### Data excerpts

───

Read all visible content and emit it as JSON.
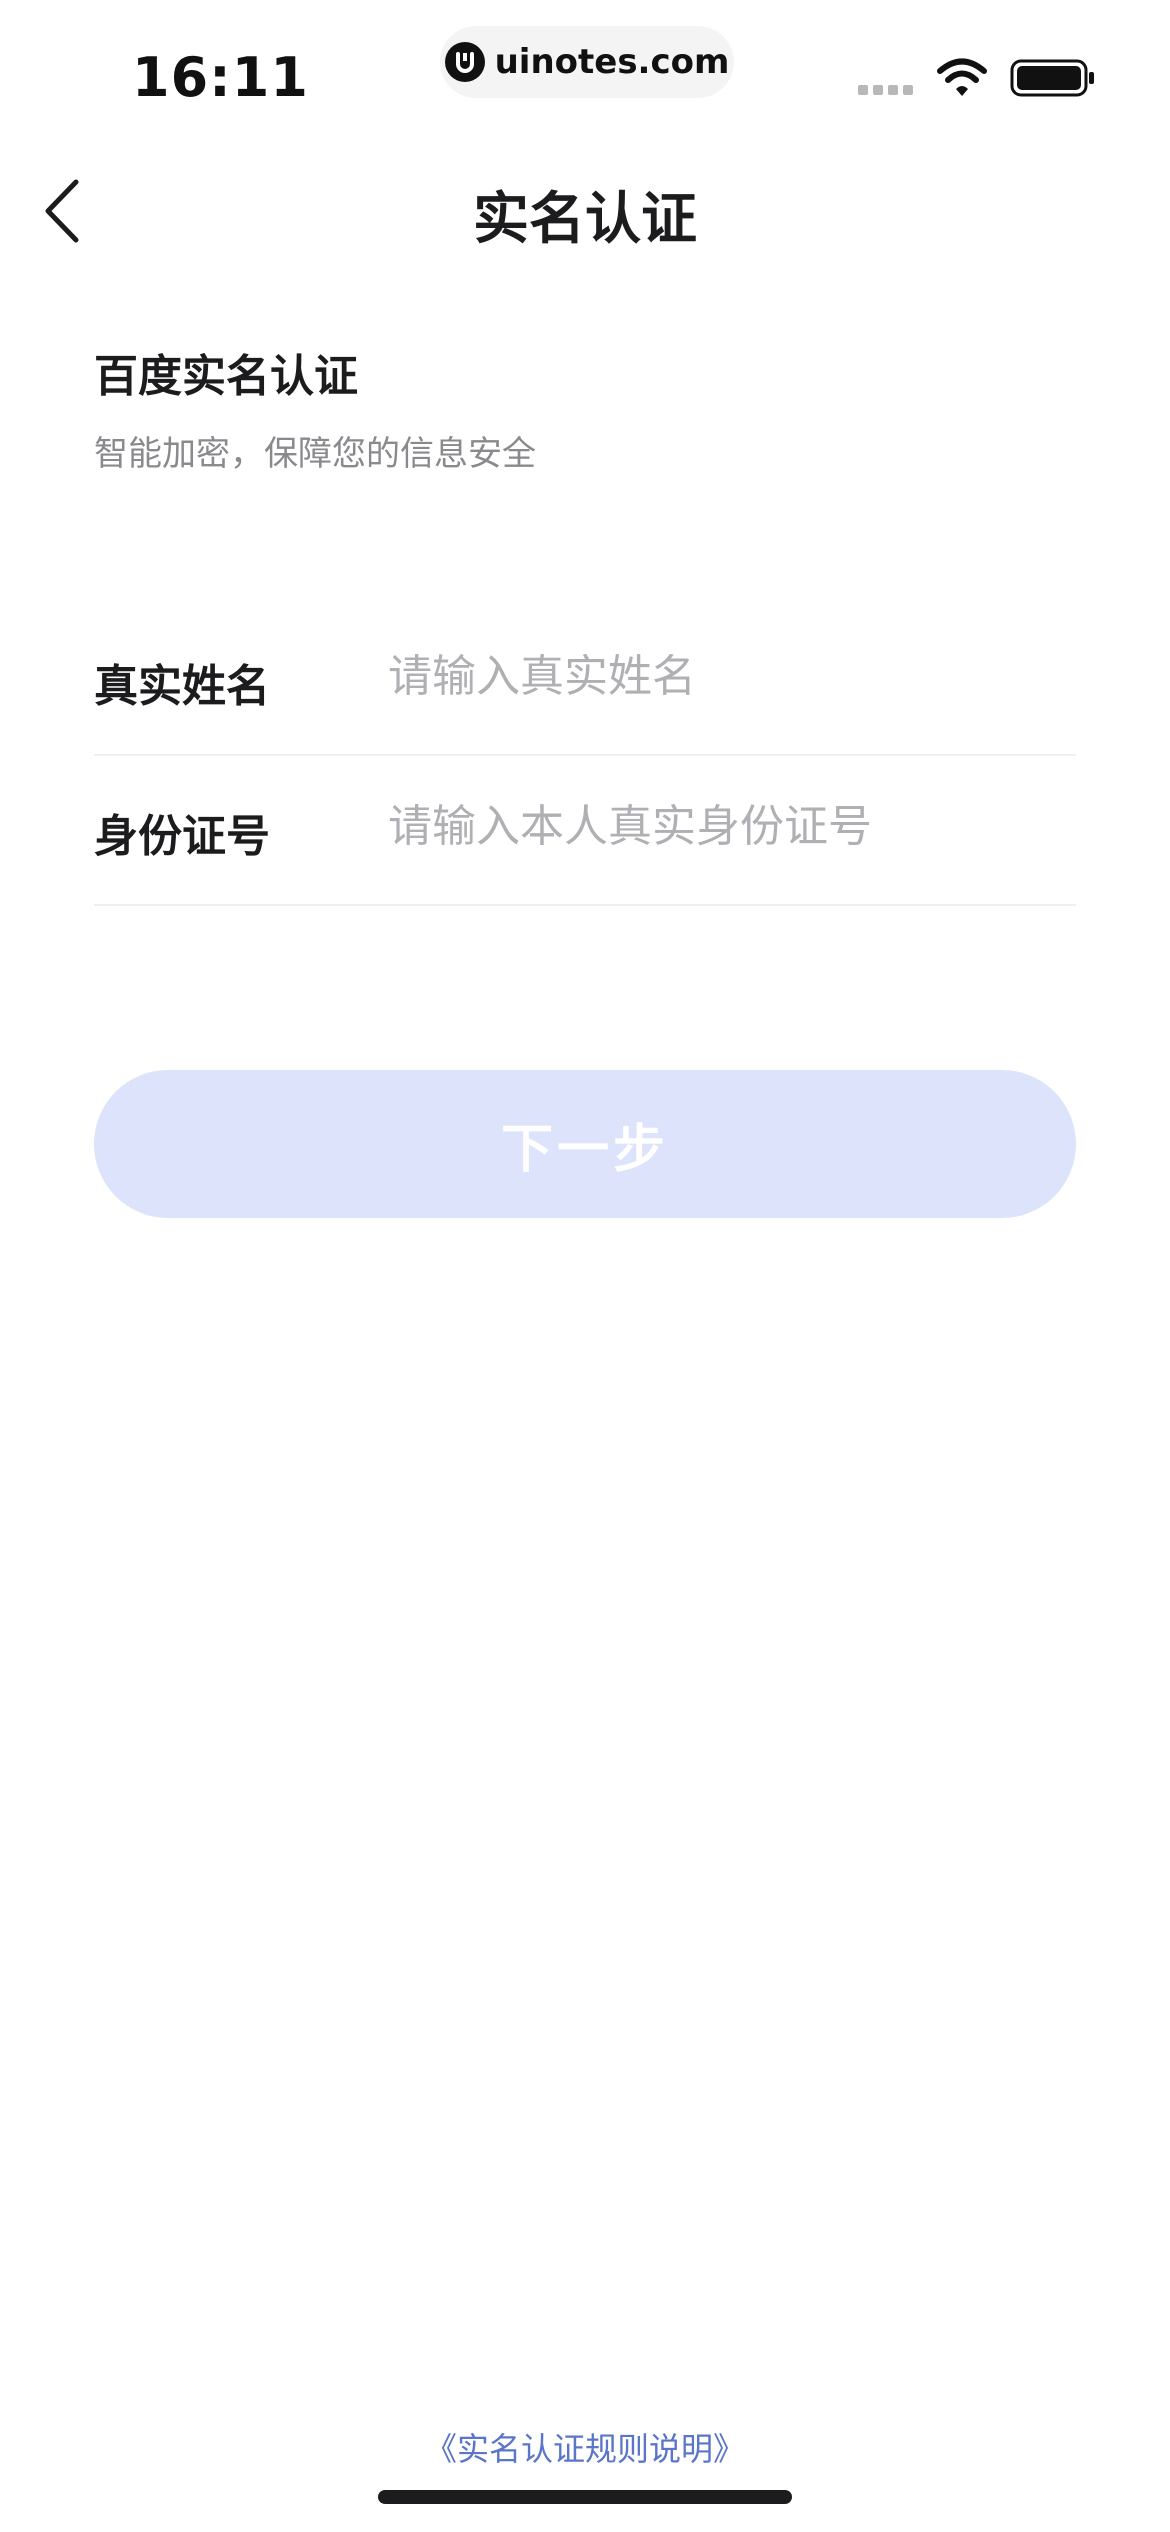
{
  "status_bar": {
    "time": "16:11",
    "url": "uinotes.com"
  },
  "nav": {
    "title": "实名认证"
  },
  "header": {
    "title": "百度实名认证",
    "subtitle": "智能加密，保障您的信息安全"
  },
  "form": {
    "name_label": "真实姓名",
    "name_placeholder": "请输入真实姓名",
    "id_label": "身份证号",
    "id_placeholder": "请输入本人真实身份证号"
  },
  "actions": {
    "next_label": "下一步"
  },
  "footer": {
    "rules_link": "《实名认证规则说明》"
  },
  "colors": {
    "button_disabled_bg": "#dde3fa",
    "link_color": "#5a75c9",
    "placeholder_color": "#b0b0b4"
  },
  "icons": {
    "back": "chevron-left-icon",
    "wifi": "wifi-icon",
    "battery": "battery-icon",
    "signal": "signal-icon",
    "site_logo": "uinotes-logo-icon"
  }
}
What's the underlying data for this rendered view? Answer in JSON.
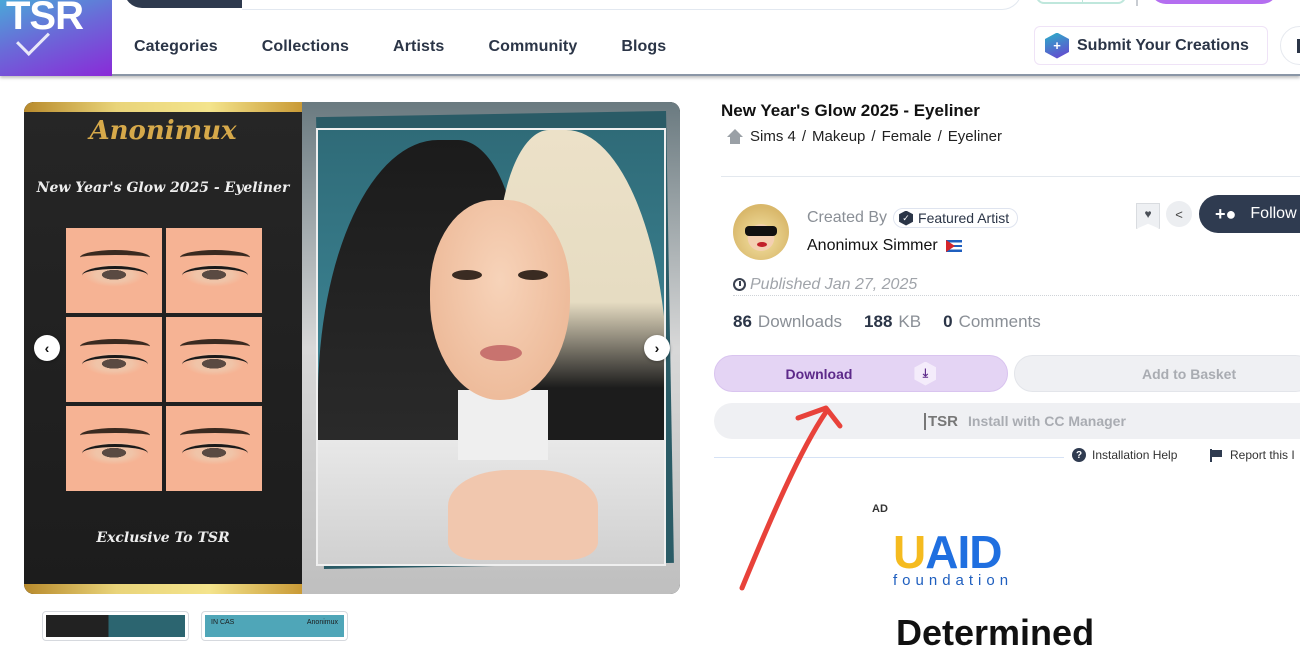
{
  "header": {
    "logo_text": "TSR",
    "nav": [
      "Categories",
      "Collections",
      "Artists",
      "Community",
      "Blogs"
    ],
    "submit_label": "Submit Your Creations",
    "submit_icon": "plus-square-hex-icon"
  },
  "gallery": {
    "brand": "Anonimux",
    "subtitle": "New Year's Glow 2025 - Eyeliner",
    "footer": "Exclusive To TSR",
    "prev_icon": "‹",
    "next_icon": "›",
    "thumb2_label_left": "IN CAS",
    "thumb2_label_right": "Anonimux"
  },
  "item": {
    "title": "New Year's Glow 2025 - Eyeliner",
    "breadcrumb": [
      "Sims 4",
      "Makeup",
      "Female",
      "Eyeliner"
    ],
    "separator": "/",
    "created_by_label": "Created By",
    "badge": "Featured Artist",
    "artist": "Anonimux Simmer",
    "follow_label": "Follow",
    "published": "Published Jan 27, 2025",
    "stats": {
      "downloads_value": "86",
      "downloads_label": "Downloads",
      "size_value": "188",
      "size_label": "KB",
      "comments_value": "0",
      "comments_label": "Comments"
    },
    "download_label": "Download",
    "basket_label": "Add to Basket",
    "cc_logo": "TSR",
    "cc_label": "Install with CC Manager",
    "help_label": "Installation Help",
    "report_label": "Report this I"
  },
  "ad": {
    "label": "AD",
    "logo_u": "U",
    "logo_rest": "AID",
    "logo_sub": "foundation",
    "headline": "Determined"
  },
  "colors": {
    "accent_purple": "#b46ef0",
    "download_bg": "#e4d4f4",
    "follow_bg": "#2f3b50",
    "annotation_red": "#e8423a"
  }
}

───

### What to do
Write out the full set of lines verbatim, without the pictures.

### Exercise answer
Read all visible content and emit it as JSON.
{
  "status_bar": {
    "time": "16:11",
    "url": "uinotes.com"
  },
  "nav": {
    "title": "实名认证"
  },
  "header": {
    "title": "百度实名认证",
    "subtitle": "智能加密，保障您的信息安全"
  },
  "form": {
    "name_label": "真实姓名",
    "name_placeholder": "请输入真实姓名",
    "id_label": "身份证号",
    "id_placeholder": "请输入本人真实身份证号"
  },
  "actions": {
    "next_label": "下一步"
  },
  "footer": {
    "rules_link": "《实名认证规则说明》"
  },
  "colors": {
    "button_disabled_bg": "#dde3fa",
    "link_color": "#5a75c9",
    "placeholder_color": "#b0b0b4"
  },
  "icons": {
    "back": "chevron-left-icon",
    "wifi": "wifi-icon",
    "battery": "battery-icon",
    "signal": "signal-icon",
    "site_logo": "uinotes-logo-icon"
  }
}
What's the underlying data for this rendered view? Answer in JSON.
{
  "header": {
    "logo_text": "TSR",
    "nav": [
      "Categories",
      "Collections",
      "Artists",
      "Community",
      "Blogs"
    ],
    "submit_label": "Submit Your Creations",
    "submit_icon": "plus-square-hex-icon"
  },
  "gallery": {
    "brand": "Anonimux",
    "subtitle": "New Year's Glow 2025 - Eyeliner",
    "footer": "Exclusive To TSR",
    "prev_icon": "‹",
    "next_icon": "›",
    "thumb2_label_left": "IN CAS",
    "thumb2_label_right": "Anonimux"
  },
  "item": {
    "title": "New Year's Glow 2025 - Eyeliner",
    "breadcrumb": [
      "Sims 4",
      "Makeup",
      "Female",
      "Eyeliner"
    ],
    "separator": "/",
    "created_by_label": "Created By",
    "badge": "Featured Artist",
    "artist": "Anonimux Simmer",
    "follow_label": "Follow",
    "published": "Published Jan 27, 2025",
    "stats": {
      "downloads_value": "86",
      "downloads_label": "Downloads",
      "size_value": "188",
      "size_label": "KB",
      "comments_value": "0",
      "comments_label": "Comments"
    },
    "download_label": "Download",
    "basket_label": "Add to Basket",
    "cc_logo": "TSR",
    "cc_label": "Install with CC Manager",
    "help_label": "Installation Help",
    "report_label": "Report this I"
  },
  "ad": {
    "label": "AD",
    "logo_u": "U",
    "logo_rest": "AID",
    "logo_sub": "foundation",
    "headline": "Determined"
  },
  "colors": {
    "accent_purple": "#b46ef0",
    "download_bg": "#e4d4f4",
    "follow_bg": "#2f3b50",
    "annotation_red": "#e8423a"
  }
}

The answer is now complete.